* [Set problem]
Extract each line containing the string "timestamp".

* [The data]

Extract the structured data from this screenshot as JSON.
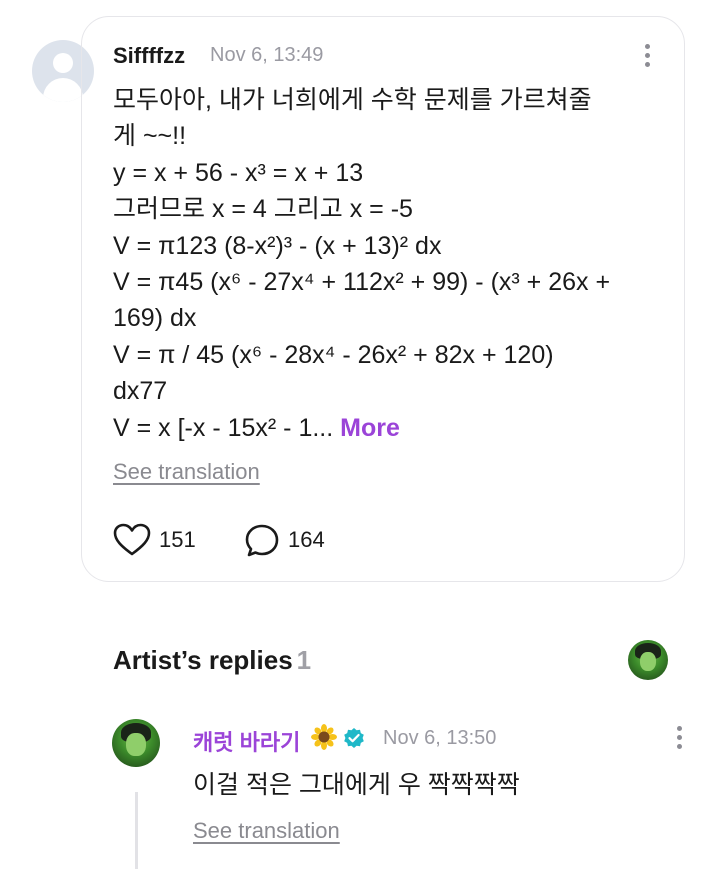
{
  "comment": {
    "username": "Siffffzz",
    "timestamp": "Nov 6, 13:49",
    "body_lines": [
      "모두아아, 내가 너희에게 수학 문제를 가르쳐줄",
      "게 ~~!!",
      "y = x + 56 - x³ = x + 13",
      "그러므로 x = 4 그리고 x = -5",
      "V = π123 (8-x²)³ - (x + 13)² dx",
      "V = π45 (x⁶ - 27x⁴ + 112x² + 99) - (x³ + 26x +",
      "169) dx",
      "V = π / 45 (x⁶ - 28x⁴ - 26x² + 82x + 120)",
      "dx77"
    ],
    "last_line": "V = x [-x - 15x² - 1...",
    "more_label": "More",
    "see_translation": "See translation",
    "likes": "151",
    "replies": "164"
  },
  "artist_section": {
    "title": "Artist’s replies",
    "count": "1"
  },
  "reply": {
    "name": "캐럿 바라기",
    "timestamp": "Nov 6, 13:50",
    "text": "이걸 적은 그대에게 우 짝짝짝짝",
    "see_translation": "See translation"
  },
  "colors": {
    "accent_purple": "#9b44d8",
    "verified_teal": "#1fb8c8",
    "muted_gray": "#9a9aa2"
  },
  "icons": {
    "like": "heart-outline-icon",
    "comment": "speech-bubble-icon",
    "more_options": "kebab-menu-icon",
    "verified": "verified-badge-icon",
    "emoji": "sunflower-emoji"
  }
}
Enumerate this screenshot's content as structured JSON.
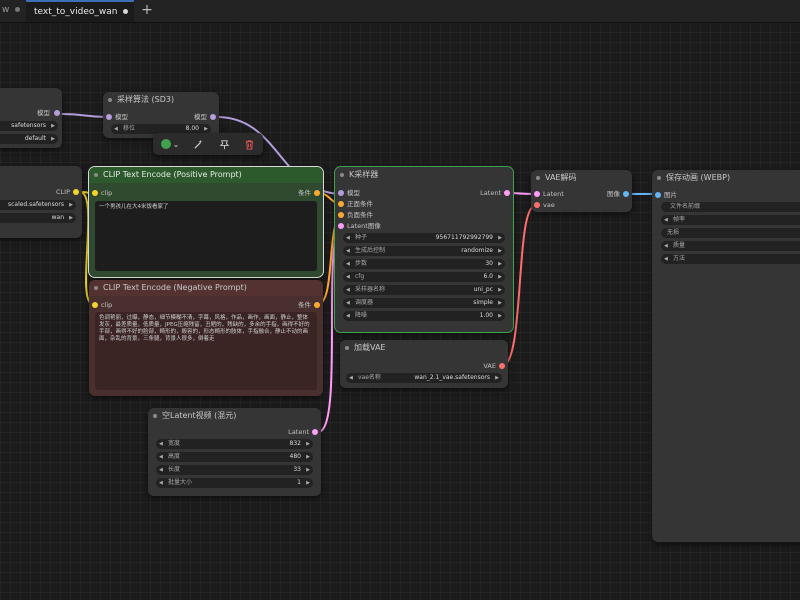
{
  "tabs": [
    {
      "label": "w"
    },
    {
      "label": "text_to_video_wan"
    }
  ],
  "new_tab_label": "+",
  "toolbar": {
    "color_label": "●",
    "chevron": "⌄",
    "wand": "⚲",
    "pin": "⚲",
    "delete": "🗑"
  },
  "nodes": {
    "loader_partial": {
      "output_label": "模型",
      "widgets": [
        {
          "value": "safetensors"
        },
        {
          "value": "default"
        }
      ]
    },
    "sampling_algo": {
      "title": "采样算法 (SD3)",
      "input_label": "模型",
      "output_label": "模型",
      "widget": {
        "label": "移位",
        "value": "8.00"
      }
    },
    "clip_loader": {
      "output_label": "CLIP",
      "widgets": [
        {
          "value": "scaled.safetensors"
        },
        {
          "value": "wan"
        }
      ]
    },
    "clip_positive": {
      "title": "CLIP Text Encode (Positive Prompt)",
      "input_label": "clip",
      "output_label": "条件",
      "text": "一个男孩儿在大4米饭看家了"
    },
    "clip_negative": {
      "title": "CLIP Text Encode (Negative Prompt)",
      "input_label": "clip",
      "output_label": "条件",
      "text": "色调艳丽，过曝，静态，细节模糊不清，字幕，风格，作品，画作，画面，静止，整体发灰，最差质量，低质量，JPEG压缩残留，丑陋的，残缺的，多余的手指，画得不好的手部，画得不好的脸部，畸形的，毁容的，形态畸形的肢体，手指融合，静止不动的画面，杂乱的背景，三条腿，背景人很多，倒着走"
    },
    "ksampler": {
      "title": "K采样器",
      "inputs": [
        "模型",
        "正面条件",
        "负面条件",
        "Latent图像"
      ],
      "output_label": "Latent",
      "widgets": [
        {
          "label": "种子",
          "value": "956711792992799"
        },
        {
          "label": "生成后控制",
          "value": "randomize"
        },
        {
          "label": "步数",
          "value": "30"
        },
        {
          "label": "cfg",
          "value": "6.0"
        },
        {
          "label": "采样器名称",
          "value": "uni_pc"
        },
        {
          "label": "调度器",
          "value": "simple"
        },
        {
          "label": "降噪",
          "value": "1.00"
        }
      ]
    },
    "vae_decode": {
      "title": "VAE解码",
      "inputs": [
        "Latent",
        "vae"
      ],
      "output_label": "图像"
    },
    "vae_loader": {
      "title": "加载VAE",
      "output_label": "VAE",
      "widget": {
        "label": "vae名称",
        "value": "wan_2.1_vae.safetensors"
      }
    },
    "empty_latent": {
      "title": "空Latent视频 (混元)",
      "output_label": "Latent",
      "widgets": [
        {
          "label": "宽度",
          "value": "832"
        },
        {
          "label": "高度",
          "value": "480"
        },
        {
          "label": "长度",
          "value": "33"
        },
        {
          "label": "批量大小",
          "value": "1"
        }
      ]
    },
    "save_anim": {
      "title": "保存动画 (WEBP)",
      "input_label": "图片",
      "widgets": [
        {
          "label": "文件名前缀"
        },
        {
          "label": "帧率"
        },
        {
          "label": "无损"
        },
        {
          "label": "质量"
        },
        {
          "label": "方法"
        }
      ]
    }
  },
  "colors": {
    "canvas": "#1b1b1b",
    "node_body": "#353535",
    "positive_node": "#2f4f2f",
    "negative_node": "#4f2f2f",
    "selected_outline": "#3fa34d",
    "clip_wire": "#f2d52a",
    "cond_wire": "#ffa931",
    "model_wire": "#b39ddb",
    "latent_wire": "#ff9cf9",
    "vae_wire": "#ff6e6e",
    "image_wire": "#64b5f6"
  }
}
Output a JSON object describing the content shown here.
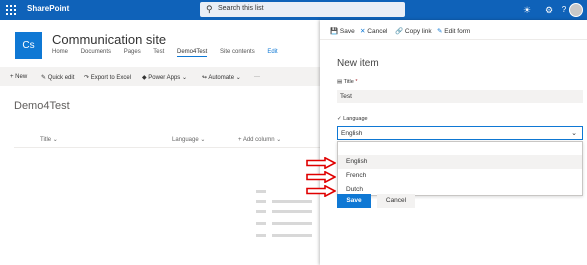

* [Result of the task]
    "timestamp": "Nov 6, 13:49",
    "timestamp": "Nov 6, 13:50",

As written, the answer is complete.